(Lines of data)
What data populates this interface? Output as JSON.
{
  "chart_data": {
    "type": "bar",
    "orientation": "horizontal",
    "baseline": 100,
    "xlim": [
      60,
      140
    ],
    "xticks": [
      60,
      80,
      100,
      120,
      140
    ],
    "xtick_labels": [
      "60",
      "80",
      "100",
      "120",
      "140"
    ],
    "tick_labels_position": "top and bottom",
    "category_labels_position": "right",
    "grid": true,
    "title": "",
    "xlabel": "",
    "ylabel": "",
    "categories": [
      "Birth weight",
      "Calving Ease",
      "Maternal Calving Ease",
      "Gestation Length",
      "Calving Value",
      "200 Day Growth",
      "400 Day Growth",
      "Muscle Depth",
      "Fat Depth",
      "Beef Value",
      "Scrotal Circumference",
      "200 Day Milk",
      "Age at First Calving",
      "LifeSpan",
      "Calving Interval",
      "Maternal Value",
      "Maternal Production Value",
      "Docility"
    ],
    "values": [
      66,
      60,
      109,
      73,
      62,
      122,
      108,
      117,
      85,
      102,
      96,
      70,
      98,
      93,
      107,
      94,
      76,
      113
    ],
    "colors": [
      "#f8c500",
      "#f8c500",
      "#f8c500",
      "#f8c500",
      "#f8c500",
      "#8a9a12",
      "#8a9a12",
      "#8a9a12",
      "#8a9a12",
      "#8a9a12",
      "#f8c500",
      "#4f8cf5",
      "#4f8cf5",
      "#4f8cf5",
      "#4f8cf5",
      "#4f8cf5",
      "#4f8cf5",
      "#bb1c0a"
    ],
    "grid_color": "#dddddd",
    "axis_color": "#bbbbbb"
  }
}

- [Work required]: Retype all of the entries precisely as they are.

- [Final result]:
What data populates this interface? Output as JSON.
{
  "chart_data": {
    "type": "bar",
    "orientation": "horizontal",
    "baseline": 100,
    "xlim": [
      60,
      140
    ],
    "xticks": [
      60,
      80,
      100,
      120,
      140
    ],
    "xtick_labels": [
      "60",
      "80",
      "100",
      "120",
      "140"
    ],
    "tick_labels_position": "top and bottom",
    "category_labels_position": "right",
    "grid": true,
    "title": "",
    "xlabel": "",
    "ylabel": "",
    "categories": [
      "Birth weight",
      "Calving Ease",
      "Maternal Calving Ease",
      "Gestation Length",
      "Calving Value",
      "200 Day Growth",
      "400 Day Growth",
      "Muscle Depth",
      "Fat Depth",
      "Beef Value",
      "Scrotal Circumference",
      "200 Day Milk",
      "Age at First Calving",
      "LifeSpan",
      "Calving Interval",
      "Maternal Value",
      "Maternal Production Value",
      "Docility"
    ],
    "values": [
      66,
      60,
      109,
      73,
      62,
      122,
      108,
      117,
      85,
      102,
      96,
      70,
      98,
      93,
      107,
      94,
      76,
      113
    ],
    "colors": [
      "#f8c500",
      "#f8c500",
      "#f8c500",
      "#f8c500",
      "#f8c500",
      "#8a9a12",
      "#8a9a12",
      "#8a9a12",
      "#8a9a12",
      "#8a9a12",
      "#f8c500",
      "#4f8cf5",
      "#4f8cf5",
      "#4f8cf5",
      "#4f8cf5",
      "#4f8cf5",
      "#4f8cf5",
      "#bb1c0a"
    ],
    "grid_color": "#dddddd",
    "axis_color": "#bbbbbb"
  }
}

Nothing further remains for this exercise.